Records shown:
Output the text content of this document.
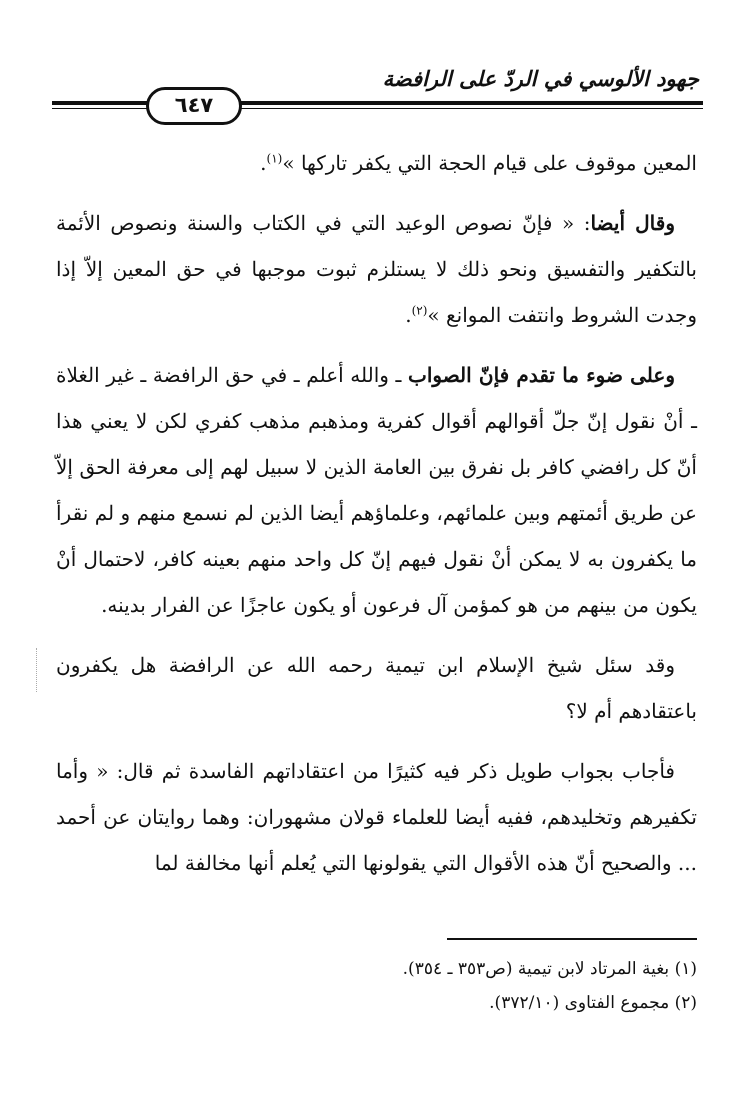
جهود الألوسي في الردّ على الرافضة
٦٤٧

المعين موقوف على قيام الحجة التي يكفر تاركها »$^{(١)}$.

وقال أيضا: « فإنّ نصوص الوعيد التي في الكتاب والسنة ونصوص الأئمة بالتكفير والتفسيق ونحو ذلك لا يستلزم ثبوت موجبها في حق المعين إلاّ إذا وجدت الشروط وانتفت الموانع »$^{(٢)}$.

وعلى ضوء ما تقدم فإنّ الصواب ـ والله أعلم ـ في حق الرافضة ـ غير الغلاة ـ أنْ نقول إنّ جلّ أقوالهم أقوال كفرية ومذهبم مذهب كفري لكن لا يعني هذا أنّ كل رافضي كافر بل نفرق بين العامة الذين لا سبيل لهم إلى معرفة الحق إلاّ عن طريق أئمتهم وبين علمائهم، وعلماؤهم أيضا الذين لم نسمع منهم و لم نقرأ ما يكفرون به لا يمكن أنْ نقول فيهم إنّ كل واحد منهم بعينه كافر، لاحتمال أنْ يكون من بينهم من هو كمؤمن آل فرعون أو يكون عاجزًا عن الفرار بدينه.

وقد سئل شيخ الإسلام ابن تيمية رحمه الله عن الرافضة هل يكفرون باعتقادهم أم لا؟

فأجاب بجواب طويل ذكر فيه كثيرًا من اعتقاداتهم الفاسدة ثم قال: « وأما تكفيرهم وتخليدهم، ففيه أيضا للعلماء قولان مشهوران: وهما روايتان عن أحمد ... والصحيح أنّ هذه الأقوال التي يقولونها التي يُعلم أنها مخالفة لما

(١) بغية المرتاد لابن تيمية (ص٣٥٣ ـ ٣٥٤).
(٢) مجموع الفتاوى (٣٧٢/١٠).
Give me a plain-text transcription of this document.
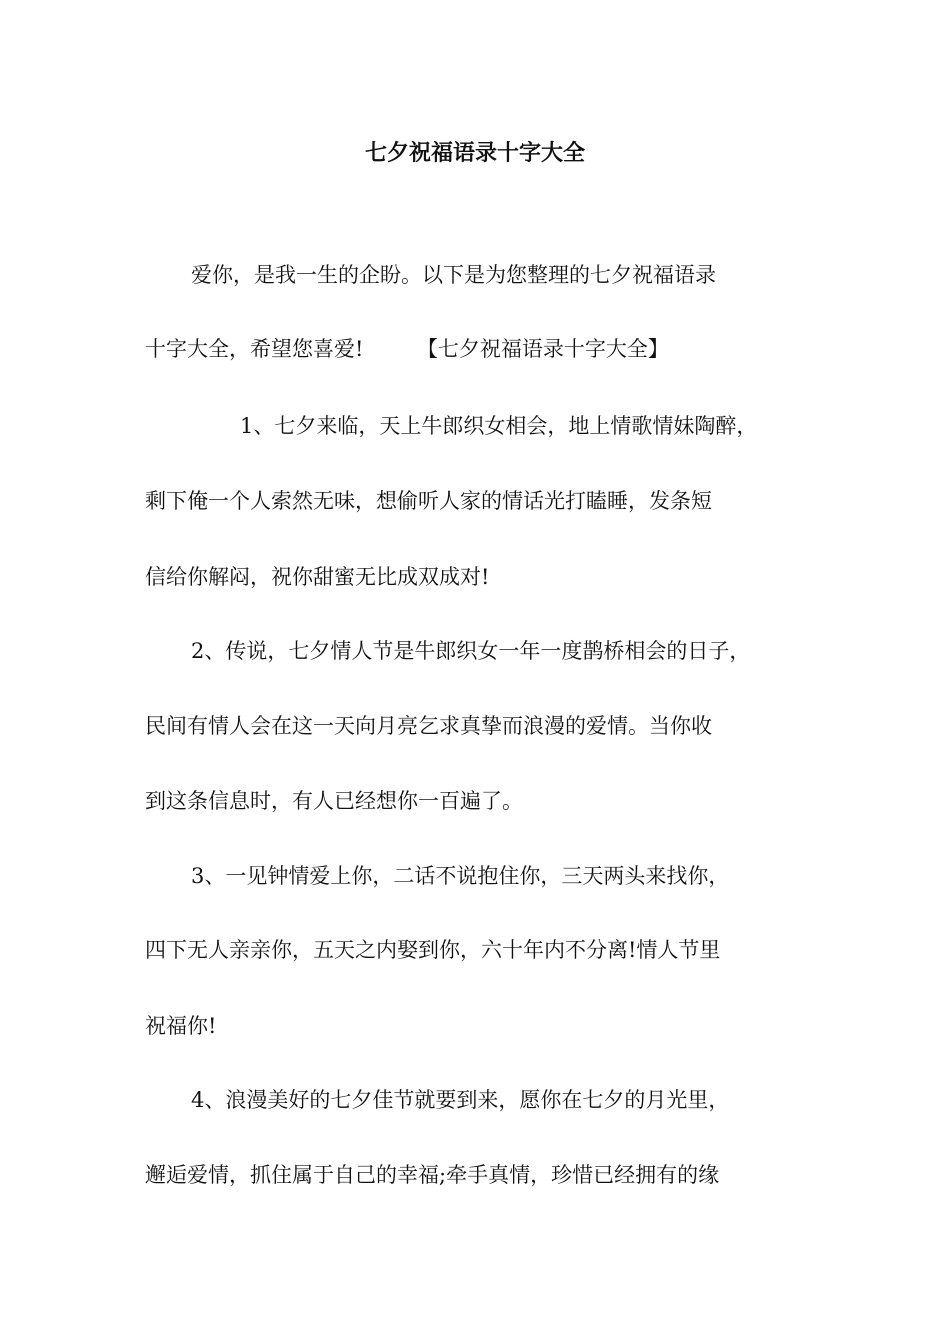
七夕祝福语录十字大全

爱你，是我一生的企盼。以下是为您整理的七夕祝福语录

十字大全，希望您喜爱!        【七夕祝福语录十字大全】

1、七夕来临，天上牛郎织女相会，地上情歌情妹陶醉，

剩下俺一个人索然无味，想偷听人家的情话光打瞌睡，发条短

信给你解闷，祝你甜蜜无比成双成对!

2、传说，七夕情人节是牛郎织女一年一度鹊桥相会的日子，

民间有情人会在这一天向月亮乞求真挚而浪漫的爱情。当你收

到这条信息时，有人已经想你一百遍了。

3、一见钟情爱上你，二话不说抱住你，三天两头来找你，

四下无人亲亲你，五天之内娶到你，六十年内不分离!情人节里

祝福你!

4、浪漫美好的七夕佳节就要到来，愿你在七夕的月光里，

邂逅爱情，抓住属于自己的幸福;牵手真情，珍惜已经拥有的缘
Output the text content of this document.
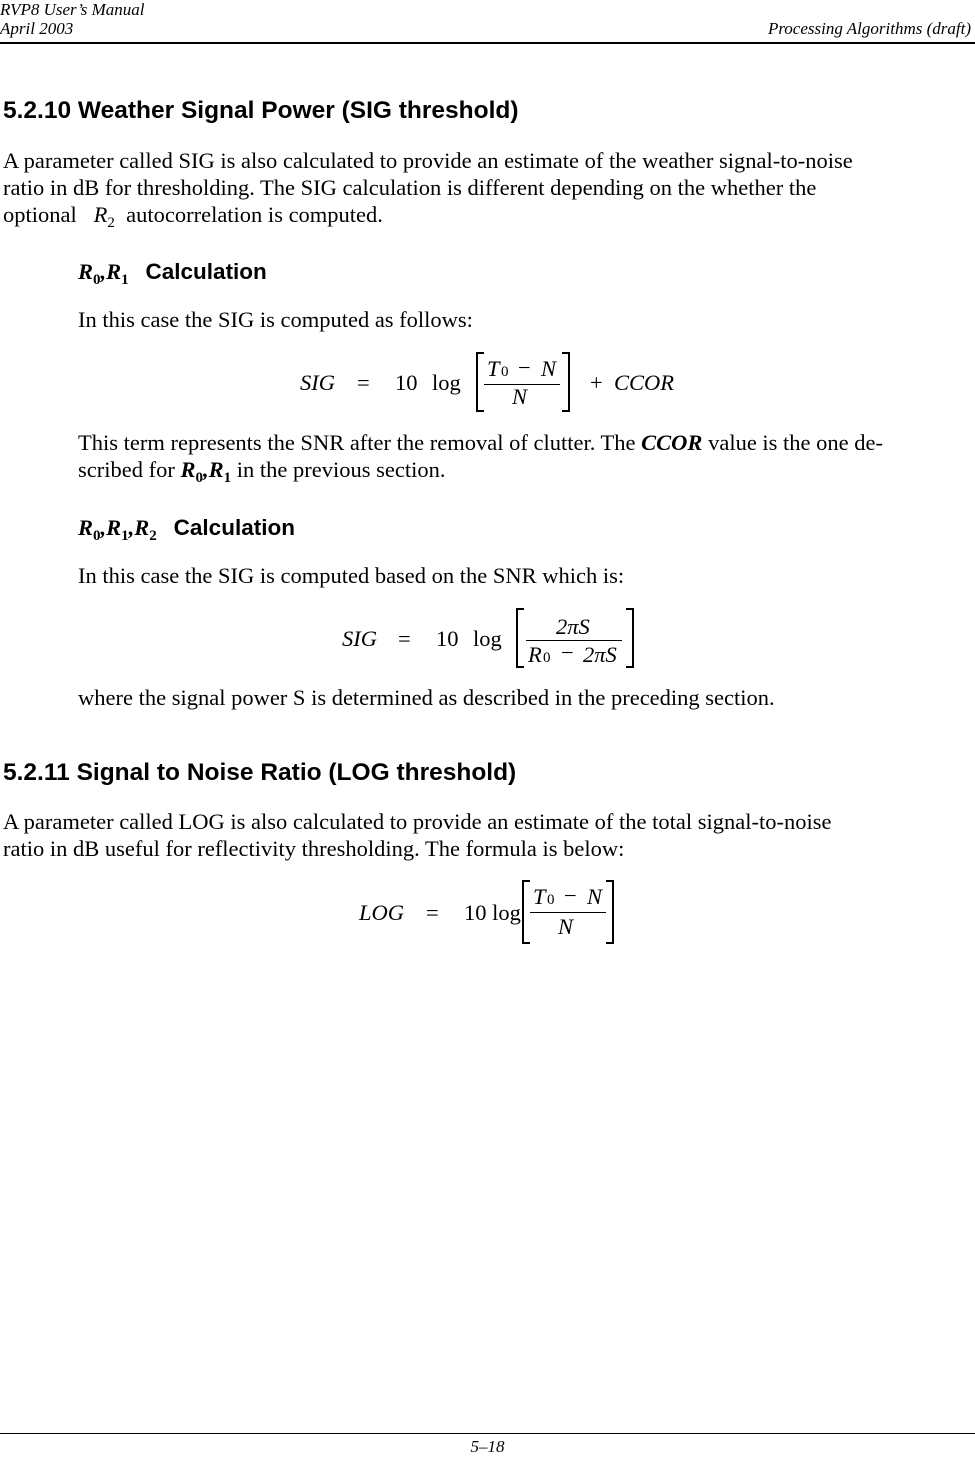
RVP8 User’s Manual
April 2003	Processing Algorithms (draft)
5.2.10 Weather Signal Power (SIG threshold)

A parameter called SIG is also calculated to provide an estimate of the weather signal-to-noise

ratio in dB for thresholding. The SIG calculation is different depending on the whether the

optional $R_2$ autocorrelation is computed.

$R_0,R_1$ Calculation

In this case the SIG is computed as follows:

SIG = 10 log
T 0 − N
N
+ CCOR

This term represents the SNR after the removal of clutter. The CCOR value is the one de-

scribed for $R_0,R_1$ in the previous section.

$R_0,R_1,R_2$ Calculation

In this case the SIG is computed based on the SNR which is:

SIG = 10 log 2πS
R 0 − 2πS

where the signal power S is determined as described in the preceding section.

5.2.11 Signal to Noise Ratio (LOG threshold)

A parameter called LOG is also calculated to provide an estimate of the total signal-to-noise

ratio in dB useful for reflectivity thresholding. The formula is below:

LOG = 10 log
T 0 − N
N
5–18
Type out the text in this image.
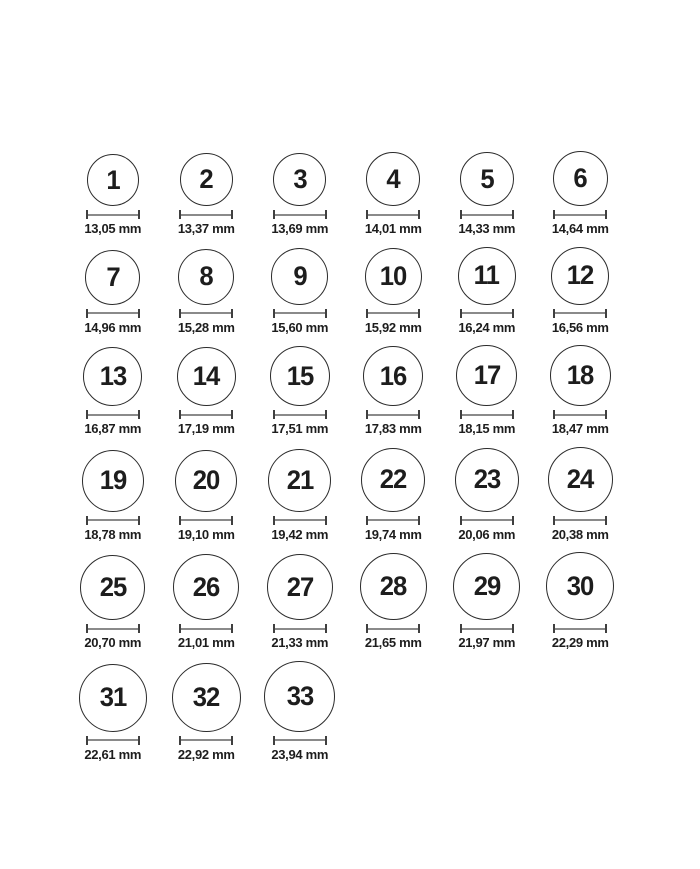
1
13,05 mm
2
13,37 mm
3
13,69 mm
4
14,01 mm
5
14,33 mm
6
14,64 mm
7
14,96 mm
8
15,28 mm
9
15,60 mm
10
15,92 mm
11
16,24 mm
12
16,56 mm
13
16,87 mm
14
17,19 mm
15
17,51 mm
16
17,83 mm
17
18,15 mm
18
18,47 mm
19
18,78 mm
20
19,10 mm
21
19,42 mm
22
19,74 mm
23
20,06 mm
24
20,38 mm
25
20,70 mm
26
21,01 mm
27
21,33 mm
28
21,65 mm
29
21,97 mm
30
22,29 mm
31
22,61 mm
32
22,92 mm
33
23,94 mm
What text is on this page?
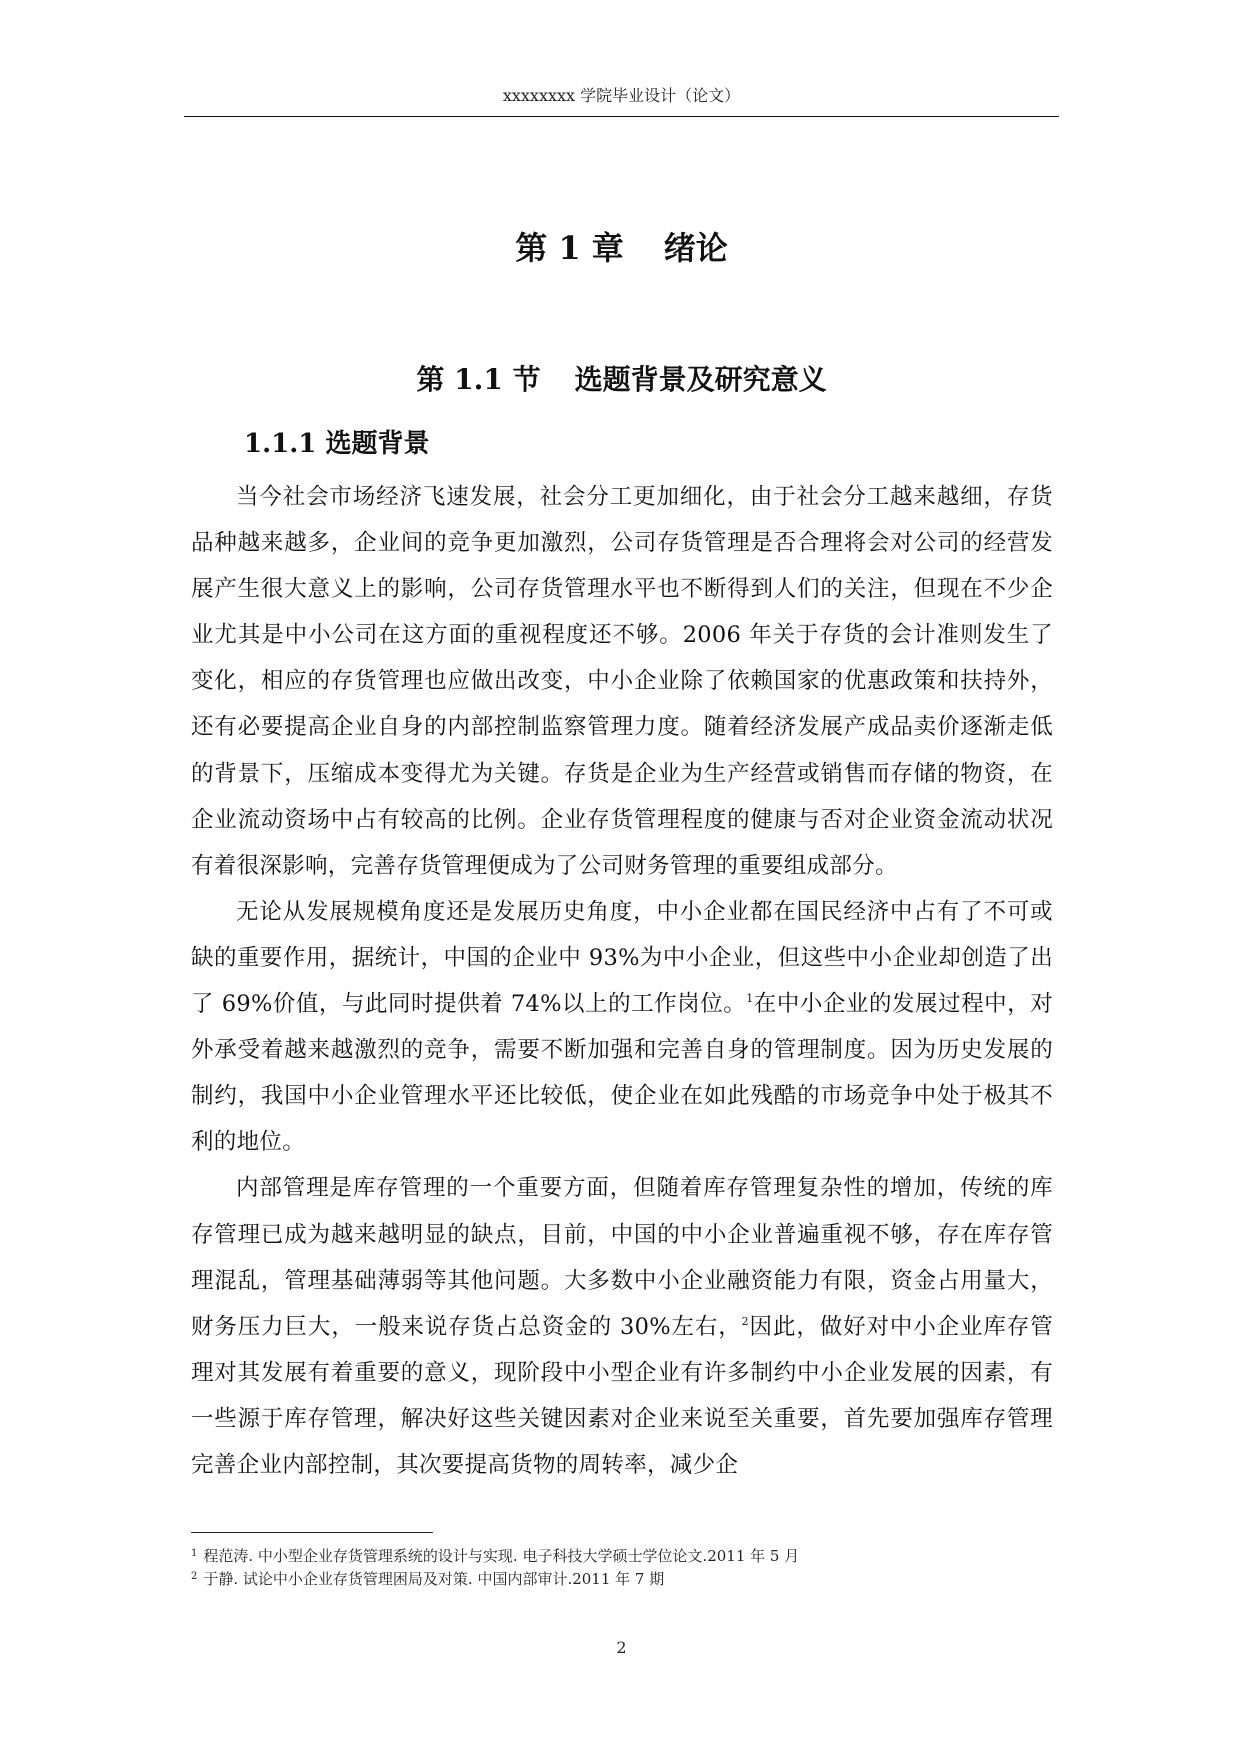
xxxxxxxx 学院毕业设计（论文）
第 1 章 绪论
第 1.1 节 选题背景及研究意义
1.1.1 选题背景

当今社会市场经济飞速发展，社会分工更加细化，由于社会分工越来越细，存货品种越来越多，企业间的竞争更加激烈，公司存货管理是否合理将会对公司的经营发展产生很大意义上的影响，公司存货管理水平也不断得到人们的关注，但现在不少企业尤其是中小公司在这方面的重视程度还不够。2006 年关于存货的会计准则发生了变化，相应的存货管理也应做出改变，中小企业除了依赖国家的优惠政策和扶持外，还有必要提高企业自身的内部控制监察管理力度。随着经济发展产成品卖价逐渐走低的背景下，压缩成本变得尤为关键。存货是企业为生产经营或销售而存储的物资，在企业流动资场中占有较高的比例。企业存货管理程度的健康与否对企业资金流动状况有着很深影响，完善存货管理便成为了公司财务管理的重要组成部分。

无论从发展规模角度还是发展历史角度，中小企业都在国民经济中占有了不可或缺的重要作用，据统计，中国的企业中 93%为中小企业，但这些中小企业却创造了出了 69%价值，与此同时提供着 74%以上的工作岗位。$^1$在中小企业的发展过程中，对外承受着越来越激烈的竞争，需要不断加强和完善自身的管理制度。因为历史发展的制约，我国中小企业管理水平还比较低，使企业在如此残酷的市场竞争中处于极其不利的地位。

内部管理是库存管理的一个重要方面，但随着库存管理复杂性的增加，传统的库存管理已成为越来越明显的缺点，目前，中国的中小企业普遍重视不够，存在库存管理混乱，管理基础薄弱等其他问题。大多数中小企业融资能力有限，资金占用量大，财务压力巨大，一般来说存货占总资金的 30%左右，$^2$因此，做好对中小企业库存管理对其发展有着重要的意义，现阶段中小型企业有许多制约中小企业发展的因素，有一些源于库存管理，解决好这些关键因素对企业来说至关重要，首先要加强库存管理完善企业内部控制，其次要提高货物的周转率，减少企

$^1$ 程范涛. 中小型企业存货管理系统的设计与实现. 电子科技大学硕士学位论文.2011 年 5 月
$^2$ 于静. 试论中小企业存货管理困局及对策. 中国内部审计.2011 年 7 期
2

Description of the task: Quote exactly the lines from the line that contains "Type out the text in this image." through the last line of the listing, please, leaving out all pictures.

Solution below:
Type out the text in this image.
1
13,05 mm
2
13,37 mm
3
13,69 mm
4
14,01 mm
5
14,33 mm
6
14,64 mm
7
14,96 mm
8
15,28 mm
9
15,60 mm
10
15,92 mm
11
16,24 mm
12
16,56 mm
13
16,87 mm
14
17,19 mm
15
17,51 mm
16
17,83 mm
17
18,15 mm
18
18,47 mm
19
18,78 mm
20
19,10 mm
21
19,42 mm
22
19,74 mm
23
20,06 mm
24
20,38 mm
25
20,70 mm
26
21,01 mm
27
21,33 mm
28
21,65 mm
29
21,97 mm
30
22,29 mm
31
22,61 mm
32
22,92 mm
33
23,94 mm
What text is on this page?
xxxxxxxx 学院毕业设计（论文）
第 1 章 绪论
第 1.1 节 选题背景及研究意义
1.1.1 选题背景

当今社会市场经济飞速发展，社会分工更加细化，由于社会分工越来越细，存货品种越来越多，企业间的竞争更加激烈，公司存货管理是否合理将会对公司的经营发展产生很大意义上的影响，公司存货管理水平也不断得到人们的关注，但现在不少企业尤其是中小公司在这方面的重视程度还不够。2006 年关于存货的会计准则发生了变化，相应的存货管理也应做出改变，中小企业除了依赖国家的优惠政策和扶持外，还有必要提高企业自身的内部控制监察管理力度。随着经济发展产成品卖价逐渐走低的背景下，压缩成本变得尤为关键。存货是企业为生产经营或销售而存储的物资，在企业流动资场中占有较高的比例。企业存货管理程度的健康与否对企业资金流动状况有着很深影响，完善存货管理便成为了公司财务管理的重要组成部分。

无论从发展规模角度还是发展历史角度，中小企业都在国民经济中占有了不可或缺的重要作用，据统计，中国的企业中 93%为中小企业，但这些中小企业却创造了出了 69%价值，与此同时提供着 74%以上的工作岗位。$^1$在中小企业的发展过程中，对外承受着越来越激烈的竞争，需要不断加强和完善自身的管理制度。因为历史发展的制约，我国中小企业管理水平还比较低，使企业在如此残酷的市场竞争中处于极其不利的地位。

内部管理是库存管理的一个重要方面，但随着库存管理复杂性的增加，传统的库存管理已成为越来越明显的缺点，目前，中国的中小企业普遍重视不够，存在库存管理混乱，管理基础薄弱等其他问题。大多数中小企业融资能力有限，资金占用量大，财务压力巨大，一般来说存货占总资金的 30%左右，$^2$因此，做好对中小企业库存管理对其发展有着重要的意义，现阶段中小型企业有许多制约中小企业发展的因素，有一些源于库存管理，解决好这些关键因素对企业来说至关重要，首先要加强库存管理完善企业内部控制，其次要提高货物的周转率，减少企

$^1$ 程范涛. 中小型企业存货管理系统的设计与实现. 电子科技大学硕士学位论文.2011 年 5 月
$^2$ 于静. 试论中小企业存货管理困局及对策. 中国内部审计.2011 年 7 期
2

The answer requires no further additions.